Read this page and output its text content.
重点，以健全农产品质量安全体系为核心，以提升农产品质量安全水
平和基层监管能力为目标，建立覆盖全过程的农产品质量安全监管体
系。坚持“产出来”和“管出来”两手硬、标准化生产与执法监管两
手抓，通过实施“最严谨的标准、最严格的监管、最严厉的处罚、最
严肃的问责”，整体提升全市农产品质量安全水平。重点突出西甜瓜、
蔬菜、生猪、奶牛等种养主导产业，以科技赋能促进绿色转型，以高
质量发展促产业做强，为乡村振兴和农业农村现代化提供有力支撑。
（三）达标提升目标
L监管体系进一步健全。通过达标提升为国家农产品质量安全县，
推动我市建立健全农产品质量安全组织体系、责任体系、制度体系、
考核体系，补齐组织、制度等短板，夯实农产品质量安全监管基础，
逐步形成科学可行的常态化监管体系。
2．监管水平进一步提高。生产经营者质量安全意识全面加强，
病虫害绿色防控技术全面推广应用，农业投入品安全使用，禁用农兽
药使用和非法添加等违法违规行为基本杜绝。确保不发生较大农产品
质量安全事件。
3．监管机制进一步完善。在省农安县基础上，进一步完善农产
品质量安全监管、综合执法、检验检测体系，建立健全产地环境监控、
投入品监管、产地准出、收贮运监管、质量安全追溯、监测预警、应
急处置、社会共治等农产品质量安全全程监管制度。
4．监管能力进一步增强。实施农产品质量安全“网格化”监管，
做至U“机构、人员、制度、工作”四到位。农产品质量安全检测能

——————————

Aim → Return each entry from the material above exactly as it appears.

Correct result →
Read this page and output its text content.
重点，以健全农产品质量安全体系为核心，以提升农产品质量安全水
平和基层监管能力为目标，建立覆盖全过程的农产品质量安全监管体
系。坚持“产出来”和“管出来”两手硬、标准化生产与执法监管两
手抓，通过实施“最严谨的标准、最严格的监管、最严厉的处罚、最
严肃的问责”，整体提升全市农产品质量安全水平。重点突出西甜瓜、
蔬菜、生猪、奶牛等种养主导产业，以科技赋能促进绿色转型，以高
质量发展促产业做强，为乡村振兴和农业农村现代化提供有力支撑。
（三）达标提升目标
L监管体系进一步健全。通过达标提升为国家农产品质量安全县，
推动我市建立健全农产品质量安全组织体系、责任体系、制度体系、
考核体系，补齐组织、制度等短板，夯实农产品质量安全监管基础，
逐步形成科学可行的常态化监管体系。
2．监管水平进一步提高。生产经营者质量安全意识全面加强，
病虫害绿色防控技术全面推广应用，农业投入品安全使用，禁用农兽
药使用和非法添加等违法违规行为基本杜绝。确保不发生较大农产品
质量安全事件。
3．监管机制进一步完善。在省农安县基础上，进一步完善农产
品质量安全监管、综合执法、检验检测体系，建立健全产地环境监控、
投入品监管、产地准出、收贮运监管、质量安全追溯、监测预警、应
急处置、社会共治等农产品质量安全全程监管制度。
4．监管能力进一步增强。实施农产品质量安全“网格化”监管，
做至U“机构、人员、制度、工作”四到位。农产品质量安全检测能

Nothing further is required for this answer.